[Dataset items]
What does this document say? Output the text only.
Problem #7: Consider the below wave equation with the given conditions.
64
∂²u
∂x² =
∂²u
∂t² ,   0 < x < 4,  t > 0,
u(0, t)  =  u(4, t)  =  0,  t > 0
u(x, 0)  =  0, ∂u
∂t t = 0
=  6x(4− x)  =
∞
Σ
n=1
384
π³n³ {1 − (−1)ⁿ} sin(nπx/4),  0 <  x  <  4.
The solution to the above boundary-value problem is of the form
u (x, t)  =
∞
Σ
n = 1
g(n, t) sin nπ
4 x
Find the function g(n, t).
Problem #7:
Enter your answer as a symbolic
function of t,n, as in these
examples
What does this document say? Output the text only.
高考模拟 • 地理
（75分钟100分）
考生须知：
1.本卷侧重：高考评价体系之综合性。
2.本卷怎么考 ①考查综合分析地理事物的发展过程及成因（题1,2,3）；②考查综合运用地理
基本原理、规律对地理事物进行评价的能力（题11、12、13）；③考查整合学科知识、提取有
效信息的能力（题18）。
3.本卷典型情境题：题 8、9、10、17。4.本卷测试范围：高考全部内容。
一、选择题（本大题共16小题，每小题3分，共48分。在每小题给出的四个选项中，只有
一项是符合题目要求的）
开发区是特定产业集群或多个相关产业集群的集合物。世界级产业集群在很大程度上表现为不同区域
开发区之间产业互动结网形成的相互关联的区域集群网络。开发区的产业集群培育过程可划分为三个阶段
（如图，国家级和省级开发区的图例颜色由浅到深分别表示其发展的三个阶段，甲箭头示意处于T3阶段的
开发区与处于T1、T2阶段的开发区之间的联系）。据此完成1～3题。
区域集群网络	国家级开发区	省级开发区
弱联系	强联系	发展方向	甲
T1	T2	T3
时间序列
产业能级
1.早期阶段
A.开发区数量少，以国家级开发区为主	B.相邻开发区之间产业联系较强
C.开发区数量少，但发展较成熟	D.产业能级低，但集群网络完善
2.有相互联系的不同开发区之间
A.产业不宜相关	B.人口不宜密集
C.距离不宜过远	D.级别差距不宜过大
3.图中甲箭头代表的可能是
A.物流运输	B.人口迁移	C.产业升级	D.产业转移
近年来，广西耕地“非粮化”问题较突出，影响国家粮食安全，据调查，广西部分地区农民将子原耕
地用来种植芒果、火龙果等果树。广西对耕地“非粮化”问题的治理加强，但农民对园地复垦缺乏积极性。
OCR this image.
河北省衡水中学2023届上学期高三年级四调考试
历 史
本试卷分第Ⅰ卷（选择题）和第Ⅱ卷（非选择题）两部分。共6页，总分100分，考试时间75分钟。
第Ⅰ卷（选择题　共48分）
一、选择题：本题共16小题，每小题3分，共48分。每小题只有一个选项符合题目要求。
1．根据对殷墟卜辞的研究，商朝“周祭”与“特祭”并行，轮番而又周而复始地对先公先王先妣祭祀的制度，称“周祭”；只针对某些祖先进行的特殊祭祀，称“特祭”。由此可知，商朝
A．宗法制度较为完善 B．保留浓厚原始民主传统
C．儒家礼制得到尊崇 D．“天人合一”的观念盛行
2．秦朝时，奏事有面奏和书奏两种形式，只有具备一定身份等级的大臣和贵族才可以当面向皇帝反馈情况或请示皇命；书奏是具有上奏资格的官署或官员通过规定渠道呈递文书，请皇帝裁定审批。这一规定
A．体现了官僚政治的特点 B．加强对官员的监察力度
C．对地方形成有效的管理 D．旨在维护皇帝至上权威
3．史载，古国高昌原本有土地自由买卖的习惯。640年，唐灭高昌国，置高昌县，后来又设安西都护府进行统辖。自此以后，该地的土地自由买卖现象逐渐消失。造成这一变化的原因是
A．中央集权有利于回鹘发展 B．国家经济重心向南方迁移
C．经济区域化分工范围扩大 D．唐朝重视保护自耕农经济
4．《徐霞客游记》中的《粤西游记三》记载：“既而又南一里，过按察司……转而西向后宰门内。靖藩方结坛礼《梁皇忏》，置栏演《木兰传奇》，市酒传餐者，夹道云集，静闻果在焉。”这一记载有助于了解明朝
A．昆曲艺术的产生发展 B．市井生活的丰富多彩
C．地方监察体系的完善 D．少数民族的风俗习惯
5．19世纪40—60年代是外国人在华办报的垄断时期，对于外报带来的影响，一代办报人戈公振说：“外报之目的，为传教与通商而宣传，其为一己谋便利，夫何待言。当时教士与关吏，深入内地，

§ **The request**: Beginning with the line that contains "OCR this image.", repeat every line through the end of the records and nothing more.

§ **Correct output**:
OCR this image.
河北省衡水中学2023届上学期高三年级四调考试
历 史
本试卷分第Ⅰ卷（选择题）和第Ⅱ卷（非选择题）两部分。共6页，总分100分，考试时间75分钟。
第Ⅰ卷（选择题　共48分）
一、选择题：本题共16小题，每小题3分，共48分。每小题只有一个选项符合题目要求。
1．根据对殷墟卜辞的研究，商朝“周祭”与“特祭”并行，轮番而又周而复始地对先公先王先妣祭祀的制度，称“周祭”；只针对某些祖先进行的特殊祭祀，称“特祭”。由此可知，商朝
A．宗法制度较为完善 B．保留浓厚原始民主传统
C．儒家礼制得到尊崇 D．“天人合一”的观念盛行
2．秦朝时，奏事有面奏和书奏两种形式，只有具备一定身份等级的大臣和贵族才可以当面向皇帝反馈情况或请示皇命；书奏是具有上奏资格的官署或官员通过规定渠道呈递文书，请皇帝裁定审批。这一规定
A．体现了官僚政治的特点 B．加强对官员的监察力度
C．对地方形成有效的管理 D．旨在维护皇帝至上权威
3．史载，古国高昌原本有土地自由买卖的习惯。640年，唐灭高昌国，置高昌县，后来又设安西都护府进行统辖。自此以后，该地的土地自由买卖现象逐渐消失。造成这一变化的原因是
A．中央集权有利于回鹘发展 B．国家经济重心向南方迁移
C．经济区域化分工范围扩大 D．唐朝重视保护自耕农经济
4．《徐霞客游记》中的《粤西游记三》记载：“既而又南一里，过按察司……转而西向后宰门内。靖藩方结坛礼《梁皇忏》，置栏演《木兰传奇》，市酒传餐者，夹道云集，静闻果在焉。”这一记载有助于了解明朝
A．昆曲艺术的产生发展 B．市井生活的丰富多彩
C．地方监察体系的完善 D．少数民族的风俗习惯
5．19世纪40—60年代是外国人在华办报的垄断时期，对于外报带来的影响，一代办报人戈公振说：“外报之目的，为传教与通商而宣传，其为一己谋便利，夫何待言。当时教士与关吏，深入内地，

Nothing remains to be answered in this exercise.